• BRIEF: Go through the material and tally the lines containing the string "Medium". Give the total alone.
━━━━
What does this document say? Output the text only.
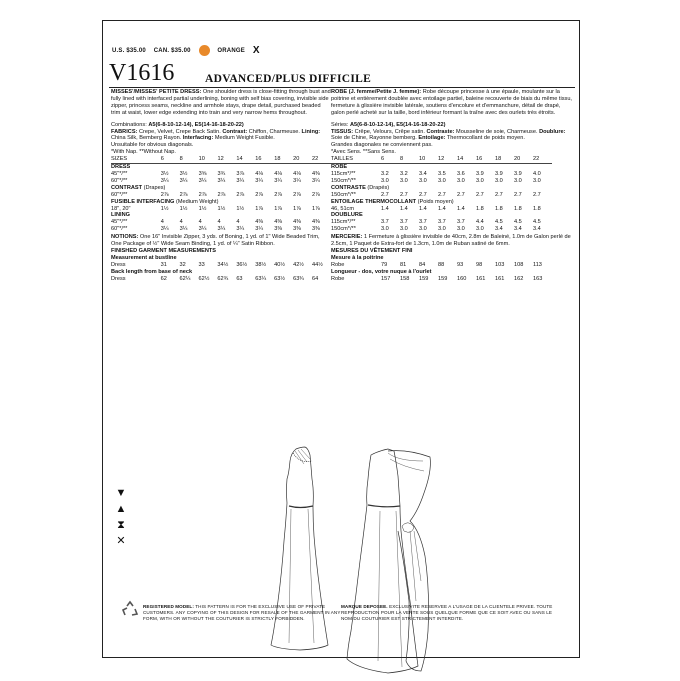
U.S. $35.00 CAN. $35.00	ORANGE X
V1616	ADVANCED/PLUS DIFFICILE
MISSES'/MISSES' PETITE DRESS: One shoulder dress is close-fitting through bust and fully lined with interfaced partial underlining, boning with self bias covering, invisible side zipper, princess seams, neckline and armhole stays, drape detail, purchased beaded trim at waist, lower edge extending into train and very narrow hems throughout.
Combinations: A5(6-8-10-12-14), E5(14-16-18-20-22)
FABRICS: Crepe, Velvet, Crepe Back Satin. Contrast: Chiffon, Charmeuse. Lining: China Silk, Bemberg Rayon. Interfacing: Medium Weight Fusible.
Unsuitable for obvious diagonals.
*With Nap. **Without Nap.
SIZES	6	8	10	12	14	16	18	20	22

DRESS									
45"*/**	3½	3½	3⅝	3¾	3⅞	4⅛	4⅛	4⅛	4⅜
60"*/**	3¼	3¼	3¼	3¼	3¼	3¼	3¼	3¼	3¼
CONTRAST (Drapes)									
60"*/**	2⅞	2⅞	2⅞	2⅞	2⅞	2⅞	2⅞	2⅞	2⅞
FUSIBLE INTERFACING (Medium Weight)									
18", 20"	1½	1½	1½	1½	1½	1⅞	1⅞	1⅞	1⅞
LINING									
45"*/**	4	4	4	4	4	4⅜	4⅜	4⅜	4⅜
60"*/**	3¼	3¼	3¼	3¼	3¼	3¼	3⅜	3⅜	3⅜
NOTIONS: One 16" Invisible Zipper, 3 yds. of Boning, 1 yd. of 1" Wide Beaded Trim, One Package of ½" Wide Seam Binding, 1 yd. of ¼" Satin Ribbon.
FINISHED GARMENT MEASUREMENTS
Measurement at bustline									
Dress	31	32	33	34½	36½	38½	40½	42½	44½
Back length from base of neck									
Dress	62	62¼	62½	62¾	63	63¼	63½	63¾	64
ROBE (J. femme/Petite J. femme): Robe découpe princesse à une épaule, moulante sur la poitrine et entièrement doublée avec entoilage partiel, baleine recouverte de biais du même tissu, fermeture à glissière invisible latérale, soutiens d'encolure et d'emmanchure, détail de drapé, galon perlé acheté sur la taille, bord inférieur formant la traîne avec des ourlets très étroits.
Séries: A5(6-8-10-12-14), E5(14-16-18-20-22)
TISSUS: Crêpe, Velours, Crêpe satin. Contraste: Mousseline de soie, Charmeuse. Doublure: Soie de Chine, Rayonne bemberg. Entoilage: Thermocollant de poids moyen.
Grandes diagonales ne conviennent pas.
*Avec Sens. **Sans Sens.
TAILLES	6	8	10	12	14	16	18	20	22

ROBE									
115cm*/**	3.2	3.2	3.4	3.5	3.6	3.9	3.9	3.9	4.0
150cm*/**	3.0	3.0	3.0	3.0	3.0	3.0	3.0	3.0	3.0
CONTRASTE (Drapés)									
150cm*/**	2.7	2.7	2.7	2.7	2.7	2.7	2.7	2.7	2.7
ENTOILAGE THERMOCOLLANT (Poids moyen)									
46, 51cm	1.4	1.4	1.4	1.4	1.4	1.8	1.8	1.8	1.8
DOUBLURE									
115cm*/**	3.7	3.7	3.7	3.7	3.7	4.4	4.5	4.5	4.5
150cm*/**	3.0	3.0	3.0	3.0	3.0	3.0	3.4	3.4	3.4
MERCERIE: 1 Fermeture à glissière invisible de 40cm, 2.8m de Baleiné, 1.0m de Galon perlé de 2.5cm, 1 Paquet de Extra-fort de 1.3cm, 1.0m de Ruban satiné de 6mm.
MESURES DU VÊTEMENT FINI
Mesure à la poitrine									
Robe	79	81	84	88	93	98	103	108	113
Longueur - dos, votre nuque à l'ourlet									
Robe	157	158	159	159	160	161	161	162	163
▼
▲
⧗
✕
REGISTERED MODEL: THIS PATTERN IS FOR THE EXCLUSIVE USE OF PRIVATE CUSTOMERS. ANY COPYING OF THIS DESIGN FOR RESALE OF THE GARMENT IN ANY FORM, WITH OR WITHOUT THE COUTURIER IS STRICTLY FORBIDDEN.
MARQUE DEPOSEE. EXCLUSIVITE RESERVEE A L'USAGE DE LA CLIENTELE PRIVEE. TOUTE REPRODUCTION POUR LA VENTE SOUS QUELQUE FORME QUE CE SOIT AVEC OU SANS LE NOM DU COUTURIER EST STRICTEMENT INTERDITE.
━━━━
• WRITTEN SOLUTION: 2